◆ The data ◆
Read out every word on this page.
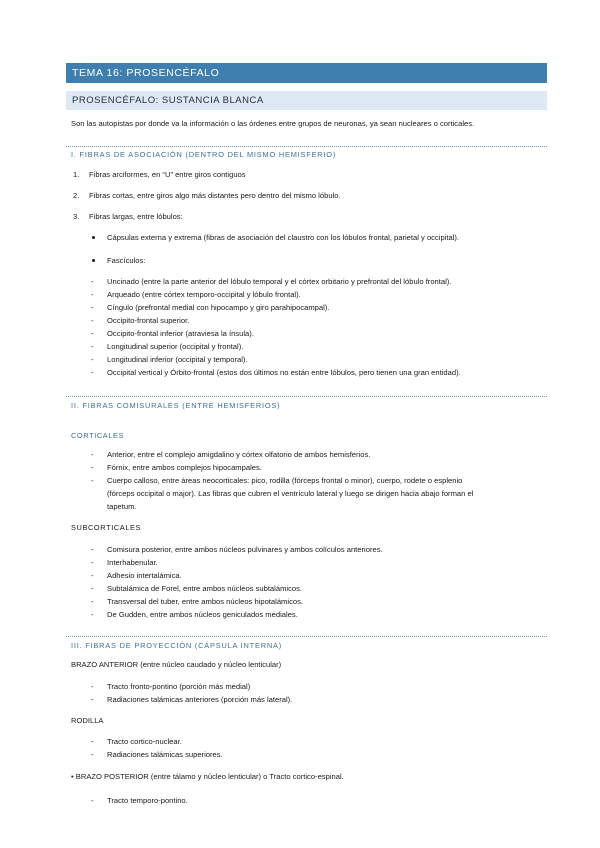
TEMA 16: PROSENCÉFALO
PROSENCÉFALO: SUSTANCIA BLANCA
Son las autopistas por donde va la información o las órdenes entre grupos de neuronas, ya sean nucleares o corticales.
I. FIBRAS DE ASOCIACIÓN (DENTRO DEL MISMO HEMISFERIO)
1. Fibras arciformes, en “U” entre giros contiguos
2. Fibras cortas, entre giros algo más distantes pero dentro del mismo lóbulo.
3. Fibras largas, entre lóbulos:
Cápsulas externa y extrema (fibras de asociación del claustro con los lóbulos frontal, parietal y occipital).
Fascículos:
- Uncinado (entre la parte anterior del lóbulo temporal y el córtex orbitario y prefrontal del lóbulo frontal).
- Arqueado (entre córtex temporo-occipital y lóbulo frontal).
- Cíngulo (prefrontal medial con hipocampo y giro parahipocampal).
- Occipito-frontal superior.
- Occipito-frontal inferior (atraviesa la ínsula).
- Longitudinal superior (occipital y frontal).
- Longitudinal inferior (occipital y temporal).
- Occipital vertical y Órbito-frontal (estos dos últimos no están entre lóbulos, pero tienen una gran entidad).
II. FIBRAS COMISURALES (ENTRE HEMISFERIOS)
CORTICALES
- Anterior, entre el complejo amigdalino y córtex olfatorio de ambos hemisferios.
- Fórnix, entre ambos complejos hipocampales.
- Cuerpo calloso, entre áreas neocorticales: pico, rodilla (fórceps frontal o minor), cuerpo, rodete o esplenio
(fórceps occipital o major). Las fibras que cubren el ventrículo lateral y luego se dirigen hacia abajo forman el
tapetum.
SUBCORTICALES
- Comisura posterior, entre ambos núcleos pulvinares y ambos colículos anteriores.
- Interhabenular.
- Adhesio intertalámica.
- Subtalámica de Forel, entre ambos núcleos subtalámicos.
- Transversal del tuber, entre ambos núcleos hipotalámicos.
- De Gudden, entre ambos núcleos geniculados mediales.
III. FIBRAS DE PROYECCIÓN (CÁPSULA INTERNA)
BRAZO ANTERIOR (entre núcleo caudado y núcleo lenticular)
- Tracto fronto-pontino (porción más medial)
- Radiaciones talámicas anteriores (porción más lateral).
RODILLA
- Tracto cortico-nuclear.
- Radiaciones talámicas superiores.
• BRAZO POSTERIOR (entre tálamo y núcleo lenticular) o Tracto cortico-espinal.
- Tracto temporo-pontino.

◆ Exercise aim ◆
Where a line above contains the string "cortico", copy that line.

◆ Answer in full ◆
- Tracto cortico-nuclear.
• BRAZO POSTERIOR (entre tálamo y núcleo lenticular) o Tracto cortico-espinal.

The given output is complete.